Stored entries
-------------------------
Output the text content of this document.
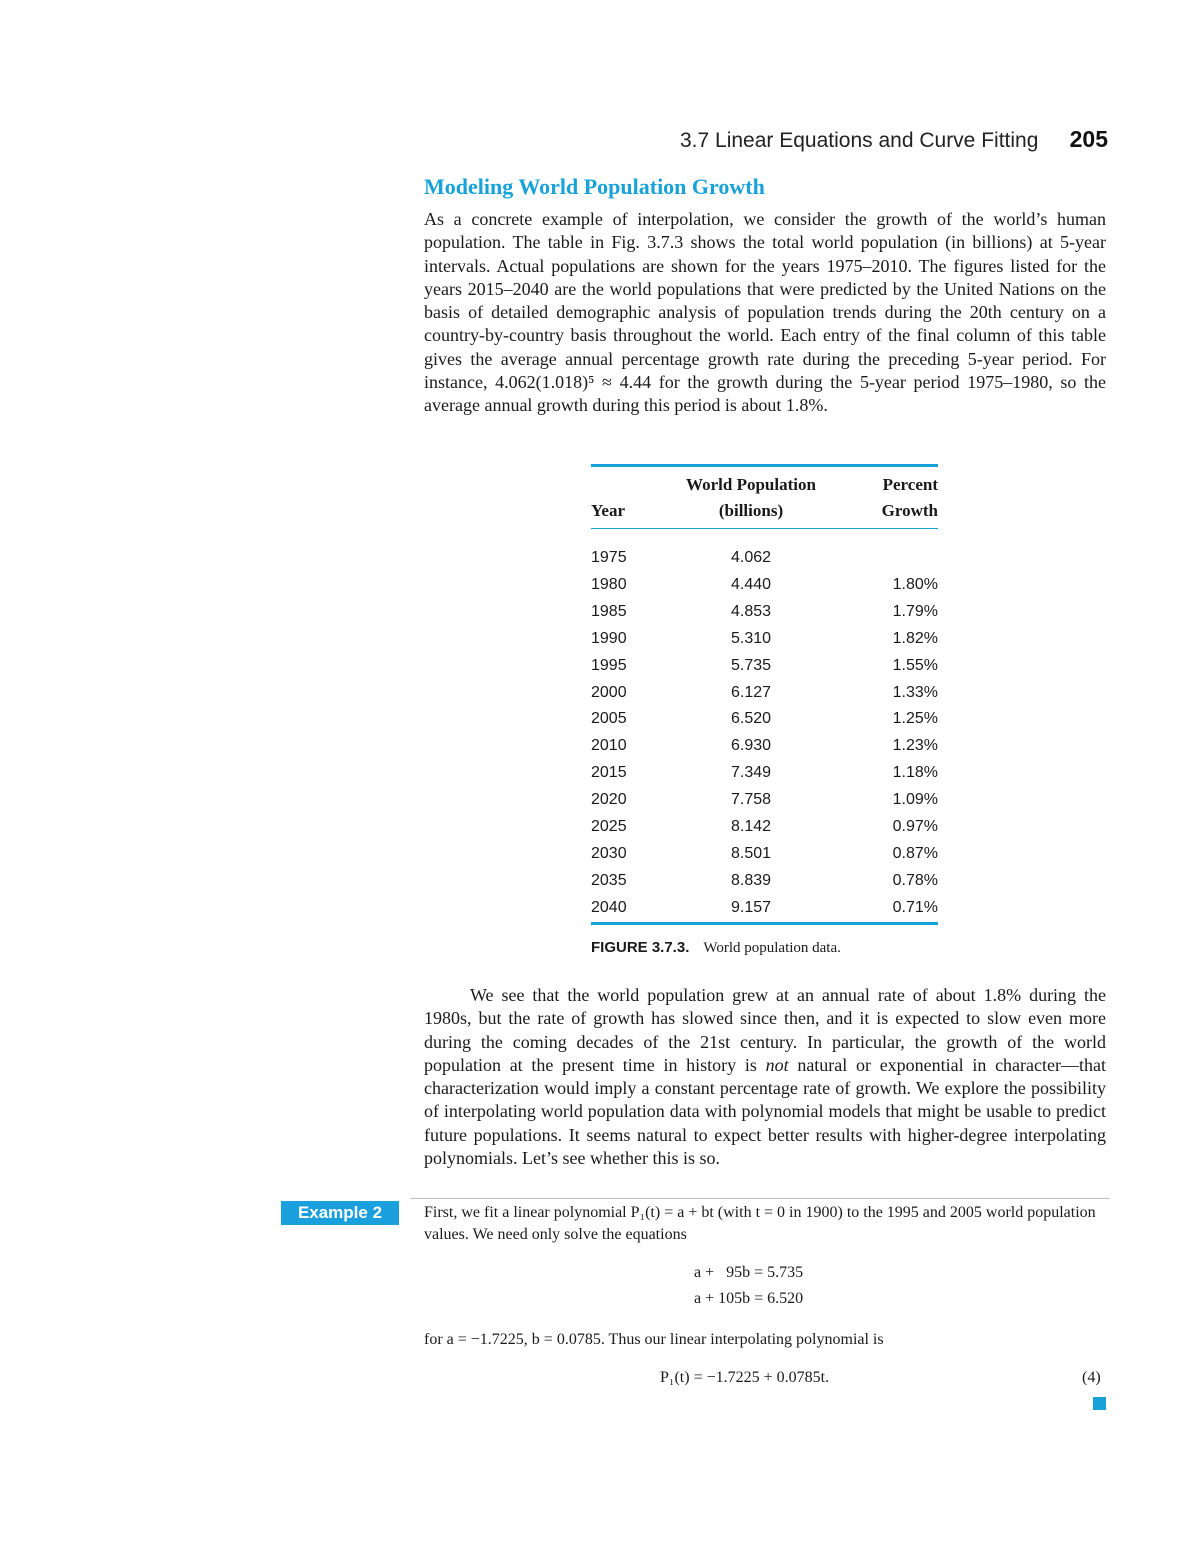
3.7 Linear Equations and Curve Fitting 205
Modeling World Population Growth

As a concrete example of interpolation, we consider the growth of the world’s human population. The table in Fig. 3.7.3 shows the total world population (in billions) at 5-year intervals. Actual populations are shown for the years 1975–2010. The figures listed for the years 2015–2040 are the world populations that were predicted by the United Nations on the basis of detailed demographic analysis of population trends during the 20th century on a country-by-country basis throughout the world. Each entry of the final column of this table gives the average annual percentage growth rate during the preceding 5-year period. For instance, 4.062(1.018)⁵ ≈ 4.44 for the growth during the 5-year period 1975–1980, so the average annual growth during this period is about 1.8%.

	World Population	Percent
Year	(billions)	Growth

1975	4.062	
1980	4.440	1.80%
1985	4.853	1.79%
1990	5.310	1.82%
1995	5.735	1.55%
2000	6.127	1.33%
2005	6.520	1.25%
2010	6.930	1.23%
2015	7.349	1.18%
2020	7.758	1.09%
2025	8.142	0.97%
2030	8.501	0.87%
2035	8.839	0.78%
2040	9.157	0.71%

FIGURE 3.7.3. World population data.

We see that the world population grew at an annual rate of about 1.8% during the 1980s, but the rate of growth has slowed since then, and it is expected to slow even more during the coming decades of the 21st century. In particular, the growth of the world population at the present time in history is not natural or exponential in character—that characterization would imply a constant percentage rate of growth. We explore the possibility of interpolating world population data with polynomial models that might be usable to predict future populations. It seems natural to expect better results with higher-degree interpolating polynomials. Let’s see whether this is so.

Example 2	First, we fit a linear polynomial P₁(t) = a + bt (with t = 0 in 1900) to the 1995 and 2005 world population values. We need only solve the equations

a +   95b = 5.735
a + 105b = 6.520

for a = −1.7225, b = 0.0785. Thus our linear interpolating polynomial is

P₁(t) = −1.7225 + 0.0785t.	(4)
-------------------------
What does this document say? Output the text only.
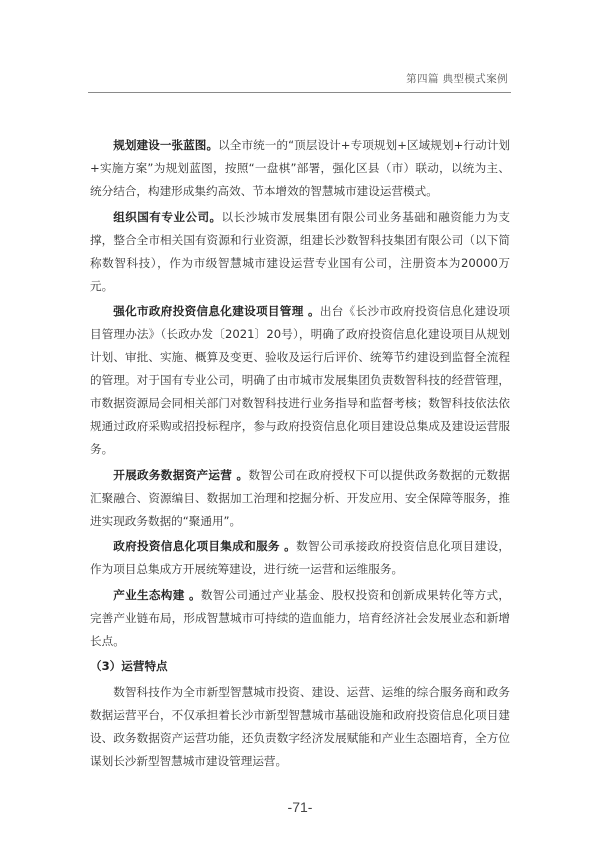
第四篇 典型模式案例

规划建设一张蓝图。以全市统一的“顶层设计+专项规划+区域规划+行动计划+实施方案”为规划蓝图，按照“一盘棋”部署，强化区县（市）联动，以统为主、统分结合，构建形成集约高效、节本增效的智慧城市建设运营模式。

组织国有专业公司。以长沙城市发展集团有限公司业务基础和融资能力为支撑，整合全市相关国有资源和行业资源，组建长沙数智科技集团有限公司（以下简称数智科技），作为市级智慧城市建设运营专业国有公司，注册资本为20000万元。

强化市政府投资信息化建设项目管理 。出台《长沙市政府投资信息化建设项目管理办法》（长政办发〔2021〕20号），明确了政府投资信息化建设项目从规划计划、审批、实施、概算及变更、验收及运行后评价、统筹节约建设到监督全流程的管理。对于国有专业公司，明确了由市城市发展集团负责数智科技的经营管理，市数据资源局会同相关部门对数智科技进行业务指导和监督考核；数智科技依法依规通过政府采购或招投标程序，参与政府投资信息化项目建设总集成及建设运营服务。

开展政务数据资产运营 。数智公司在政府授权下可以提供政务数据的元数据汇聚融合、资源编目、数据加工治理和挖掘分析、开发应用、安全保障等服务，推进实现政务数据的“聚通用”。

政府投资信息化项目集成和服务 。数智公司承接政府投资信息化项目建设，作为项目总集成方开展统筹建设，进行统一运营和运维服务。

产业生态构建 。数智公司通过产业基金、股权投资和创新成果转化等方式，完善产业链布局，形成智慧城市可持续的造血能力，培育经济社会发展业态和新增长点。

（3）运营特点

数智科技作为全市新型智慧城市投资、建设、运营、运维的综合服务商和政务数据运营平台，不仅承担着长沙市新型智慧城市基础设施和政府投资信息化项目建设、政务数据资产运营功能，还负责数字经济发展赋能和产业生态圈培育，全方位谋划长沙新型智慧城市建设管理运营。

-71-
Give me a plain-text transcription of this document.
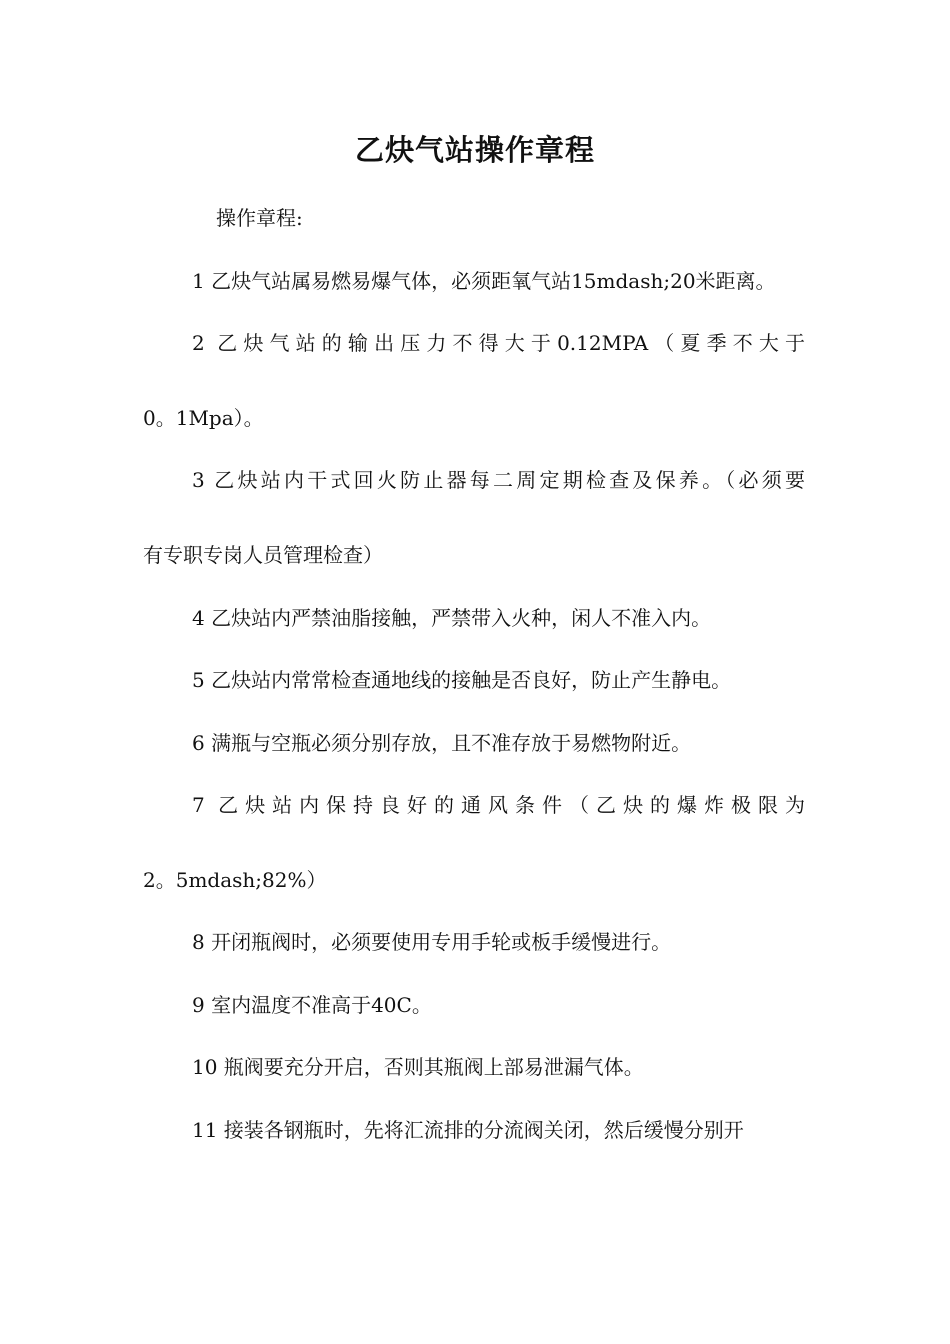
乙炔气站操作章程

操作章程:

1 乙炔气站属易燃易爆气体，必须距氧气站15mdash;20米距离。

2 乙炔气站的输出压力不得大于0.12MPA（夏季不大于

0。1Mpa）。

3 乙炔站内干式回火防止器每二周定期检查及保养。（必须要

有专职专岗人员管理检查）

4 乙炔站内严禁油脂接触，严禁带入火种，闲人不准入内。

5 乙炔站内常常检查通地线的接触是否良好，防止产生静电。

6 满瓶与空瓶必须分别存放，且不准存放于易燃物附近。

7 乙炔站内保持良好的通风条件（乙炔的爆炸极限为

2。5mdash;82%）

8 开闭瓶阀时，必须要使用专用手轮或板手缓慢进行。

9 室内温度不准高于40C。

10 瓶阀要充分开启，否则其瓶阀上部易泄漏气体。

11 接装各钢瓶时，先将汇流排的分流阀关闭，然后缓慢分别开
-------------------------
▸ **Aim of the task**: Show the lines from the data above that contain the string "billions".

▸ **Right answer**:
As a concrete example of interpolation, we consider the growth of the world’s human population. The table in Fig. 3.7.3 shows the total world population (in billions) at 5-year intervals. Actual populations are shown for the years 1975–2010. The figures listed for the years 2015–2040 are the world populations that were predicted by the United Nations on the basis of detailed demographic analysis of population trends during the 20th century on a country-by-country basis throughout the world. Each entry of the final column of this table gives the average annual percentage growth rate during the preceding 5-year period. For instance, 4.062(1.018)⁵ ≈ 4.44 for the growth during the 5-year period 1975–1980, so the average annual growth during this period is about 1.8%.
Year	(billions)	Growth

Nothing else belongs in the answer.